-- THE TASK --
Reproduce each line that includes the word "label".

-- TASK MATERIAL --
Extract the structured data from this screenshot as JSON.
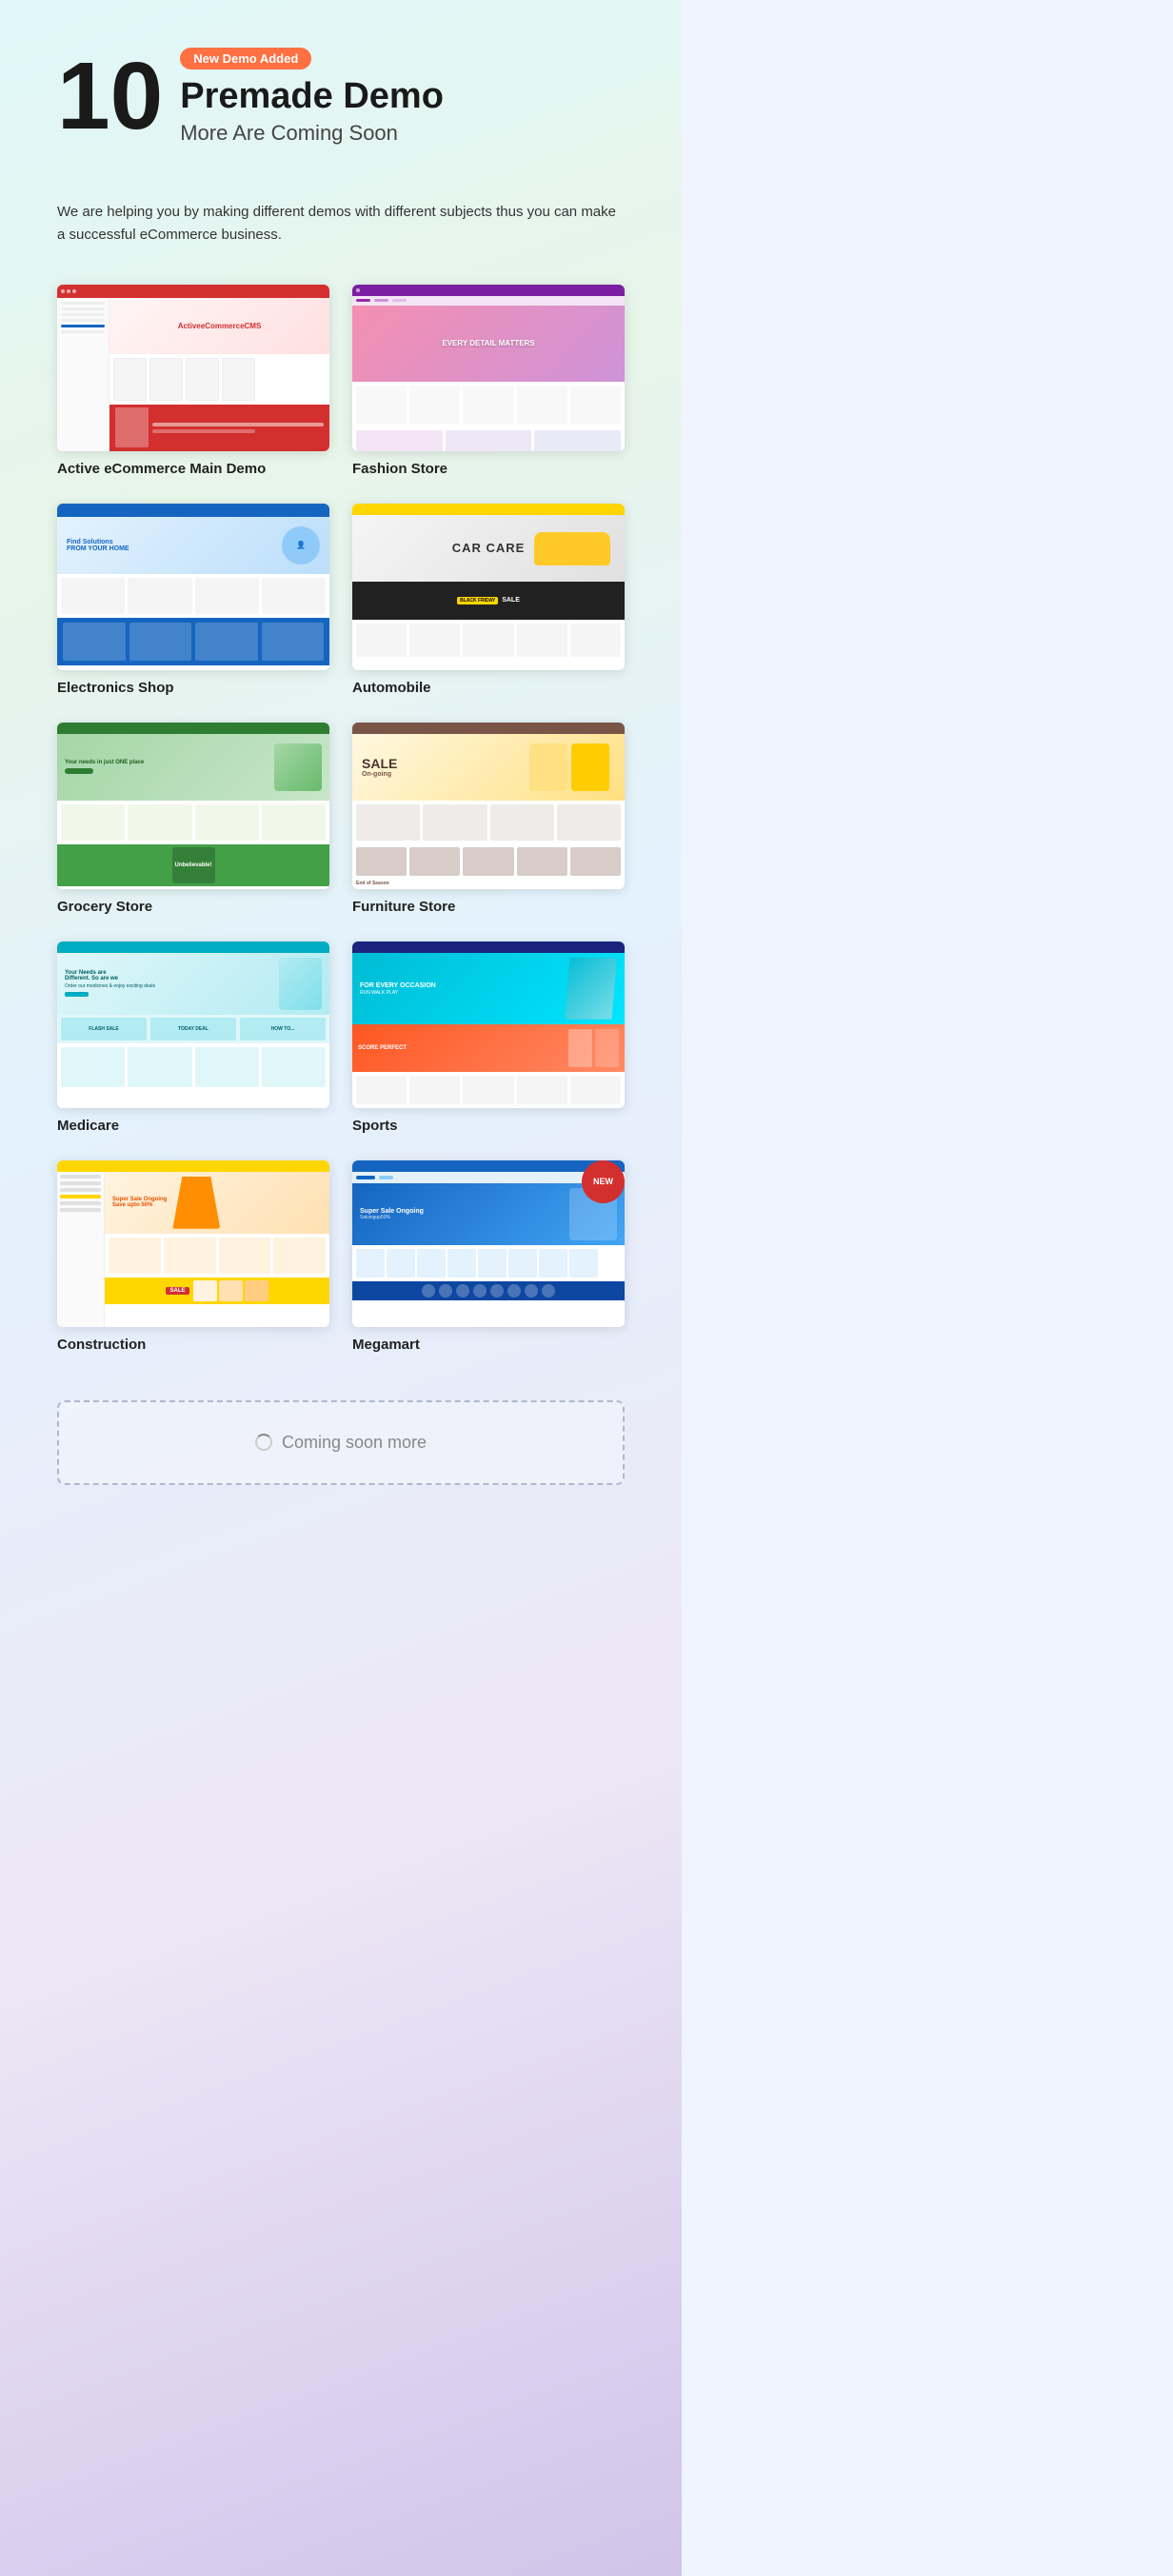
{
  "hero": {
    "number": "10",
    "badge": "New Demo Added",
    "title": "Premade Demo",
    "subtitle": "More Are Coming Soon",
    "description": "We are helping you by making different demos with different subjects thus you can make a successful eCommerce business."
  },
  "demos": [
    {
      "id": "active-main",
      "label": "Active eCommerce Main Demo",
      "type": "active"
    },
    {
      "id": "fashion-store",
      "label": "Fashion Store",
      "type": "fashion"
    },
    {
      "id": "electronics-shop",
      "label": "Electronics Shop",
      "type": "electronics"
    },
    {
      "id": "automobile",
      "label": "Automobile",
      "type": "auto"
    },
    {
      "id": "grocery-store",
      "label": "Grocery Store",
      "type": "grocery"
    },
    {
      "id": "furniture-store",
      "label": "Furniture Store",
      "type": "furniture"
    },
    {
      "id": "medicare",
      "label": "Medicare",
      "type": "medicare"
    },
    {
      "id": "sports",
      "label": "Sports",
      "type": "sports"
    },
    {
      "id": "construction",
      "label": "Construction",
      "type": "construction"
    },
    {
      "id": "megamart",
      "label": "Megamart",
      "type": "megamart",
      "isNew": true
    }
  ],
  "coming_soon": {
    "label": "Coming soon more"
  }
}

-- TASK OUTPUT --
      "label": "Active eCommerce Main Demo",
      "label": "Fashion Store",
      "label": "Electronics Shop",
      "label": "Automobile",
      "label": "Grocery Store",
      "label": "Furniture Store",
      "label": "Medicare",
      "label": "Sports",
      "label": "Construction",
      "label": "Megamart",
    "label": "Coming soon more"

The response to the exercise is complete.